Input data.
◇ ◇ ◇ ◇ ◇

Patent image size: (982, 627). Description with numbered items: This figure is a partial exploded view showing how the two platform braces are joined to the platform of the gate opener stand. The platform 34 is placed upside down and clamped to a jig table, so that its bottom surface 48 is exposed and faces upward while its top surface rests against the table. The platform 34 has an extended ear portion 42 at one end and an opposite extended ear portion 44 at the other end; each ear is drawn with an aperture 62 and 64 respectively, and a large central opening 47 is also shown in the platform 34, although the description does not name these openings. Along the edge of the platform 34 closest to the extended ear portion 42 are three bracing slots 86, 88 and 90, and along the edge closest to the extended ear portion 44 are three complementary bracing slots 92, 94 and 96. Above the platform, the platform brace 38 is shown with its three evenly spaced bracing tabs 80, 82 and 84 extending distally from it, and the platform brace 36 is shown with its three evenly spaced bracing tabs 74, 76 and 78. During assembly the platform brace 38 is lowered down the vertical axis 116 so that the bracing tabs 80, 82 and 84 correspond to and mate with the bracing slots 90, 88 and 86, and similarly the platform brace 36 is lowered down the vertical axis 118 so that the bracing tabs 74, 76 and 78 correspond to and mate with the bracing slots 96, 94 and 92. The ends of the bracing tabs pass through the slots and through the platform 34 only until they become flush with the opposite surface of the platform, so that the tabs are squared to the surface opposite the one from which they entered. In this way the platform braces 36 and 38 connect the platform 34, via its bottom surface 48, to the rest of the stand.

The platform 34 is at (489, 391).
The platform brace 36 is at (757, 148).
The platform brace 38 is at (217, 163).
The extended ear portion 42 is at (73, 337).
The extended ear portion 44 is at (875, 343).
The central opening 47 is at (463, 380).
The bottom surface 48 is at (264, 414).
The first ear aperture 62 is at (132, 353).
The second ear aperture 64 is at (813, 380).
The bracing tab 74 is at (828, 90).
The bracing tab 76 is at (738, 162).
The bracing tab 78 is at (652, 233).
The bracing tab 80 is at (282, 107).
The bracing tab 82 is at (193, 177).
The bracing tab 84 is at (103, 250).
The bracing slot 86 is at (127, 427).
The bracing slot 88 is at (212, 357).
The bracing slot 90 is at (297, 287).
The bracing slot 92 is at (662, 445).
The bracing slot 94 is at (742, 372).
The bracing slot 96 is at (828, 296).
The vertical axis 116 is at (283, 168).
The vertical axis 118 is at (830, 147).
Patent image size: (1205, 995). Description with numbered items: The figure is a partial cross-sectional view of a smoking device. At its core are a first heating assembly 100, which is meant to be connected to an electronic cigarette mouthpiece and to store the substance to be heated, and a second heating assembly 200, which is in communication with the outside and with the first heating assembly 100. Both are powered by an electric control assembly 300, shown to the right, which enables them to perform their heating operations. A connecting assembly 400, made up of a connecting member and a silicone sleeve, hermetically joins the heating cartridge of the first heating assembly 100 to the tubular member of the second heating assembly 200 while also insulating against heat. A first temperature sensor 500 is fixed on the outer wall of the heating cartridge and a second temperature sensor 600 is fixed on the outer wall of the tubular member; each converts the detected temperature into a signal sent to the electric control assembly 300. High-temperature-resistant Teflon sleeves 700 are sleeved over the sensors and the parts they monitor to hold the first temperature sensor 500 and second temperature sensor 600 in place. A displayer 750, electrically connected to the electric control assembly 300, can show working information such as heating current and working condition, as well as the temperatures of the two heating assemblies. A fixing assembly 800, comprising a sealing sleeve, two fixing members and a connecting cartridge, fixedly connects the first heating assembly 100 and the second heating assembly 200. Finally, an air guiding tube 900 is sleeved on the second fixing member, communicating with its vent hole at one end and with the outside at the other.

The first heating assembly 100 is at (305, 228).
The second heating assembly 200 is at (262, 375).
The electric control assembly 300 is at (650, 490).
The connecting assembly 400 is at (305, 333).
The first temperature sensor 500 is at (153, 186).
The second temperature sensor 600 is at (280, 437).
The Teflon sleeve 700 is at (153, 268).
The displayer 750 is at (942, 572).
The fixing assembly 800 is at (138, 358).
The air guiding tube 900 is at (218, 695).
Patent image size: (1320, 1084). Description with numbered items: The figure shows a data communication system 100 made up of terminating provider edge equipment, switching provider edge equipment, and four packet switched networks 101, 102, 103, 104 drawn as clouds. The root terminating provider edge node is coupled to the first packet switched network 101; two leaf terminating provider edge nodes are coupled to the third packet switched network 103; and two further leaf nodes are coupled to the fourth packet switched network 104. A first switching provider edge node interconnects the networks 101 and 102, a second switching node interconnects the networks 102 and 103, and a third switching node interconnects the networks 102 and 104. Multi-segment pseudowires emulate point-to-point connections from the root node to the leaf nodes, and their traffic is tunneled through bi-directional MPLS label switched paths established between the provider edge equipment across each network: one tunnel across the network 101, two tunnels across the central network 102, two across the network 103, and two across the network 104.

◇ ◇ ◇ ◇ ◇

The task. In the listing above, change every "Description with numbered items" to "Description with labeled parts" and leave everything else as it is.

Complete output.
Patent image size: (982, 627). Description with labeled parts: This figure is a partial exploded view showing how the two platform braces are joined to the platform of the gate opener stand. The platform 34 is placed upside down and clamped to a jig table, so that its bottom surface 48 is exposed and faces upward while its top surface rests against the table. The platform 34 has an extended ear portion 42 at one end and an opposite extended ear portion 44 at the other end; each ear is drawn with an aperture 62 and 64 respectively, and a large central opening 47 is also shown in the platform 34, although the description does not name these openings. Along the edge of the platform 34 closest to the extended ear portion 42 are three bracing slots 86, 88 and 90, and along the edge closest to the extended ear portion 44 are three complementary bracing slots 92, 94 and 96. Above the platform, the platform brace 38 is shown with its three evenly spaced bracing tabs 80, 82 and 84 extending distally from it, and the platform brace 36 is shown with its three evenly spaced bracing tabs 74, 76 and 78. During assembly the platform brace 38 is lowered down the vertical axis 116 so that the bracing tabs 80, 82 and 84 correspond to and mate with the bracing slots 90, 88 and 86, and similarly the platform brace 36 is lowered down the vertical axis 118 so that the bracing tabs 74, 76 and 78 correspond to and mate with the bracing slots 96, 94 and 92. The ends of the bracing tabs pass through the slots and through the platform 34 only until they become flush with the opposite surface of the platform, so that the tabs are squared to the surface opposite the one from which they entered. In this way the platform braces 36 and 38 connect the platform 34, via its bottom surface 48, to the rest of the stand.

The platform 34 is at (489, 391).
The platform brace 36 is at (757, 148).
The platform brace 38 is at (217, 163).
The extended ear portion 42 is at (73, 337).
The extended ear portion 44 is at (875, 343).
The central opening 47 is at (463, 380).
The bottom surface 48 is at (264, 414).
The first ear aperture 62 is at (132, 353).
The second ear aperture 64 is at (813, 380).
The bracing tab 74 is at (828, 90).
The bracing tab 76 is at (738, 162).
The bracing tab 78 is at (652, 233).
The bracing tab 80 is at (282, 107).
The bracing tab 82 is at (193, 177).
The bracing tab 84 is at (103, 250).
The bracing slot 86 is at (127, 427).
The bracing slot 88 is at (212, 357).
The bracing slot 90 is at (297, 287).
The bracing slot 92 is at (662, 445).
The bracing slot 94 is at (742, 372).
The bracing slot 96 is at (828, 296).
The vertical axis 116 is at (283, 168).
The vertical axis 118 is at (830, 147).
Patent image size: (1205, 995). Description with labeled parts: The figure is a partial cross-sectional view of a smoking device. At its core are a first heating assembly 100, which is meant to be connected to an electronic cigarette mouthpiece and to store the substance to be heated, and a second heating assembly 200, which is in communication with the outside and with the first heating assembly 100. Both are powered by an electric control assembly 300, shown to the right, which enables them to perform their heating operations. A connecting assembly 400, made up of a connecting member and a silicone sleeve, hermetically joins the heating cartridge of the first heating assembly 100 to the tubular member of the second heating assembly 200 while also insulating against heat. A first temperature sensor 500 is fixed on the outer wall of the heating cartridge and a second temperature sensor 600 is fixed on the outer wall of the tubular member; each converts the detected temperature into a signal sent to the electric control assembly 300. High-temperature-resistant Teflon sleeves 700 are sleeved over the sensors and the parts they monitor to hold the first temperature sensor 500 and second temperature sensor 600 in place. A displayer 750, electrically connected to the electric control assembly 300, can show working information such as heating current and working condition, as well as the temperatures of the two heating assemblies. A fixing assembly 800, comprising a sealing sleeve, two fixing members and a connecting cartridge, fixedly connects the first heating assembly 100 and the second heating assembly 200. Finally, an air guiding tube 900 is sleeved on the second fixing member, communicating with its vent hole at one end and with the outside at the other.

The first heating assembly 100 is at (305, 228).
The second heating assembly 200 is at (262, 375).
The electric control assembly 300 is at (650, 490).
The connecting assembly 400 is at (305, 333).
The first temperature sensor 500 is at (153, 186).
The second temperature sensor 600 is at (280, 437).
The Teflon sleeve 700 is at (153, 268).
The displayer 750 is at (942, 572).
The fixing assembly 800 is at (138, 358).
The air guiding tube 900 is at (218, 695).
Patent image size: (1320, 1084). Description with labeled parts: The figure shows a data communication system 100 made up of terminating provider edge equipment, switching provider edge equipment, and four packet switched networks 101, 102, 103, 104 drawn as clouds. The root terminating provider edge node is coupled to the first packet switched network 101; two leaf terminating provider edge nodes are coupled to the third packet switched network 103; and two further leaf nodes are coupled to the fourth packet switched network 104. A first switching provider edge node interconnects the networks 101 and 102, a second switching node interconnects the networks 102 and 103, and a third switching node interconnects the networks 102 and 104. Multi-segment pseudowires emulate point-to-point connections from the root node to the leaf nodes, and their traffic is tunneled through bi-directional MPLS label switched paths established between the provider edge equipment across each network: one tunnel across the network 101, two tunnels across the central network 102, two across the network 103, and two across the network 104.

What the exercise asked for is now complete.